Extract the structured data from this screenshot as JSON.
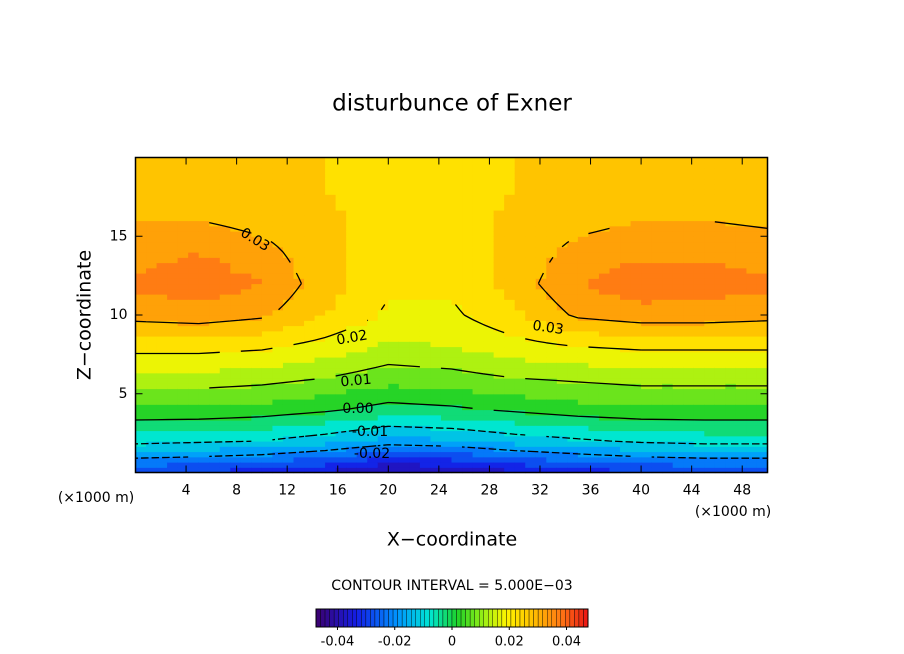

----

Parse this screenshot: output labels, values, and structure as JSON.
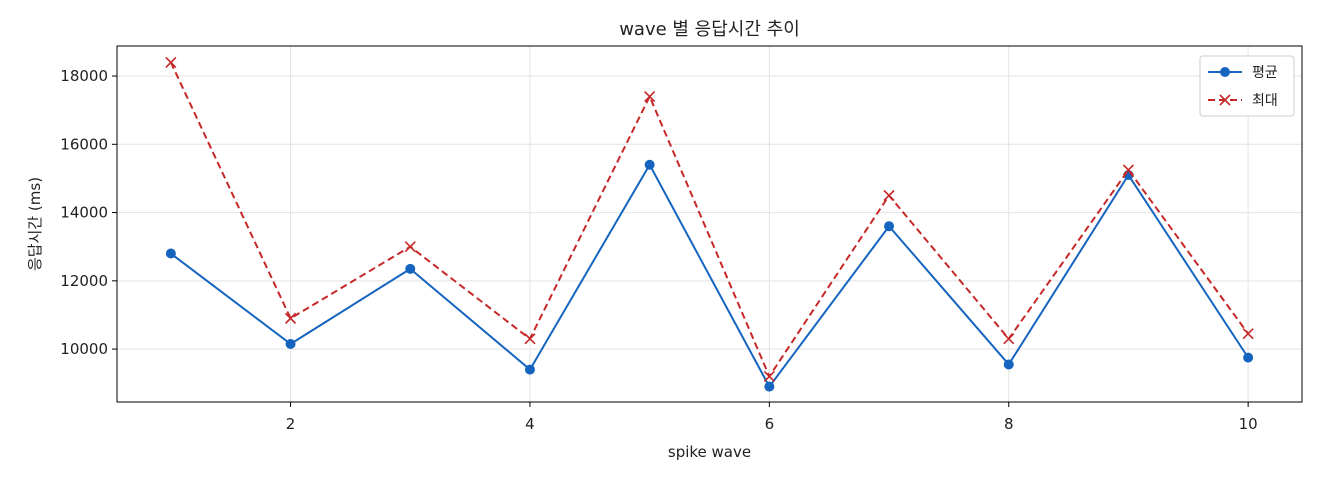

----

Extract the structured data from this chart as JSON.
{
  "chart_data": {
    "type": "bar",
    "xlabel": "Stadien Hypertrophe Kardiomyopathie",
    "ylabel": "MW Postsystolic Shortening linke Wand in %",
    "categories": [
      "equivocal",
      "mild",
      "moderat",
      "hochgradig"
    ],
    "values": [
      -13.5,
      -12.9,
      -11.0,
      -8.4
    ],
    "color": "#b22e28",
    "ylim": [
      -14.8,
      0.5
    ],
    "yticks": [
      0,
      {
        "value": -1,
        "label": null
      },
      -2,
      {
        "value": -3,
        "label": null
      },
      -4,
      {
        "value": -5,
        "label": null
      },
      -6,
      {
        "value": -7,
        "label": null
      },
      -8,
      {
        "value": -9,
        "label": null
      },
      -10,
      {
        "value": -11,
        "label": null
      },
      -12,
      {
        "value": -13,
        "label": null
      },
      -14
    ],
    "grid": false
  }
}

----

> Aim
Track down every line with the word "screenshot" and copy it.

> Finished task
Extract the structured data from this screenshot as JSON.
Parse this screenshot: output labels, values, and structure as JSON.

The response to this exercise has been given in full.